Collected data entries
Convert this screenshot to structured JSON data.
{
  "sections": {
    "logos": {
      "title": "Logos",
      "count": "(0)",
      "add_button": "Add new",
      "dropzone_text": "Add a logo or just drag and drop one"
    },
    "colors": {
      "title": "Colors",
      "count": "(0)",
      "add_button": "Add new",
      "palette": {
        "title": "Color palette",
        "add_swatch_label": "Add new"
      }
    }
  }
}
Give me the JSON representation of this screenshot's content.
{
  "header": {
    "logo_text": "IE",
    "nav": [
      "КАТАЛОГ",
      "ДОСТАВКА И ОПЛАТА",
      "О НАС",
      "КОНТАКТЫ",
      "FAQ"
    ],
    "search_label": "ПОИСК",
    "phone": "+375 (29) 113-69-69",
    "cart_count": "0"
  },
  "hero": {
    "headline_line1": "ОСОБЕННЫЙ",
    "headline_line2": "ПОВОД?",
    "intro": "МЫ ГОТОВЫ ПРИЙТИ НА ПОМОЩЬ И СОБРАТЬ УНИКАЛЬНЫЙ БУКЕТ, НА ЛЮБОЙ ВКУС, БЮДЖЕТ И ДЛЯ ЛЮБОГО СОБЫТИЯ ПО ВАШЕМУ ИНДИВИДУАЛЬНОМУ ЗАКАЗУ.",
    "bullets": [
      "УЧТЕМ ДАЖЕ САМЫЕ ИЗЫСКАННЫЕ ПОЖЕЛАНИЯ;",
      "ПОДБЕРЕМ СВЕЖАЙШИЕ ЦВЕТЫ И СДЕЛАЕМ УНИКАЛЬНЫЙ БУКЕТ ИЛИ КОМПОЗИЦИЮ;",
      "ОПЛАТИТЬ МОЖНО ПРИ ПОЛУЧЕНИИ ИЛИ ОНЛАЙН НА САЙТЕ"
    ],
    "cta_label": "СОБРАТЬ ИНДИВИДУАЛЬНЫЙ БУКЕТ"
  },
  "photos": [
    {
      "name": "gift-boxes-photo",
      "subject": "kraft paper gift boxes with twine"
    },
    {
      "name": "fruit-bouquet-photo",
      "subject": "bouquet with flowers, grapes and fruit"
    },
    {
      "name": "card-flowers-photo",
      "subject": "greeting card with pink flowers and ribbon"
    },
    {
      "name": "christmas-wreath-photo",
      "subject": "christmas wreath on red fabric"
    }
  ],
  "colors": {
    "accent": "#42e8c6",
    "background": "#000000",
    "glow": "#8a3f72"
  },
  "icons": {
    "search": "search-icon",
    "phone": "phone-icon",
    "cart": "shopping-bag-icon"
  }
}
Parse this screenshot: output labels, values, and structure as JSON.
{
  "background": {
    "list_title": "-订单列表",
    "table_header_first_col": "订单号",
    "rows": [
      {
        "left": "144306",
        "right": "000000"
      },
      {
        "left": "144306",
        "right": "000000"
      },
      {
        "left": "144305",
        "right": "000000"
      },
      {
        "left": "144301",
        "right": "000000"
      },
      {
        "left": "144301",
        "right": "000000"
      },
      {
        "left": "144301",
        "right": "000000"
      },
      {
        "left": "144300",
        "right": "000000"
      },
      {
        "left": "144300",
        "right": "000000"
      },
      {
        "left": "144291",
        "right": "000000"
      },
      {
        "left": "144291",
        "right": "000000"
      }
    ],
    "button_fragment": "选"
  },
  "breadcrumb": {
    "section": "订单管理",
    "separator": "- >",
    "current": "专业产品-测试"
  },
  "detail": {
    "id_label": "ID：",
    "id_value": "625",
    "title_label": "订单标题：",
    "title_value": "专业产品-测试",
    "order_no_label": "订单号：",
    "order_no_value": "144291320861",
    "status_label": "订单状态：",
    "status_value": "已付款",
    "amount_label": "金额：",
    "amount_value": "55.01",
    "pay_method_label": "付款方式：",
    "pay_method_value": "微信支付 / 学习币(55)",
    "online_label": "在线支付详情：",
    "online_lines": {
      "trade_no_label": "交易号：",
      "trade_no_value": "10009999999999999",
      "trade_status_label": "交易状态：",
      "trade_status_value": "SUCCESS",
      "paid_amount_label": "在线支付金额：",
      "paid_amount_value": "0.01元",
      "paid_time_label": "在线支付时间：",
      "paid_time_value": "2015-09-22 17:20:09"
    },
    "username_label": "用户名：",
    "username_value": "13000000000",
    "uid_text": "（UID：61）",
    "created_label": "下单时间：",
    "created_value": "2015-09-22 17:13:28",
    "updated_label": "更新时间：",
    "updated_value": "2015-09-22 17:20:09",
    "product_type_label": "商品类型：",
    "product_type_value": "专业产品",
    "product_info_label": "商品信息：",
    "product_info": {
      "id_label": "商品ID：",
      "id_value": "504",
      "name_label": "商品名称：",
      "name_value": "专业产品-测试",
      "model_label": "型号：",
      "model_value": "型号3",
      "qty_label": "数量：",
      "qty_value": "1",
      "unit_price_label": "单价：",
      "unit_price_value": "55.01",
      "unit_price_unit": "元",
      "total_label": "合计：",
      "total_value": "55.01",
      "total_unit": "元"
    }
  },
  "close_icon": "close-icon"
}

→ **WORK TO BE COMPLETED**
Using the material above, copy every line in which the string "fruit" occurs.

→ **THE OUTPUT**
      "name": "fruit-bouquet-photo",
      "subject": "bouquet with flowers, grapes and fruit"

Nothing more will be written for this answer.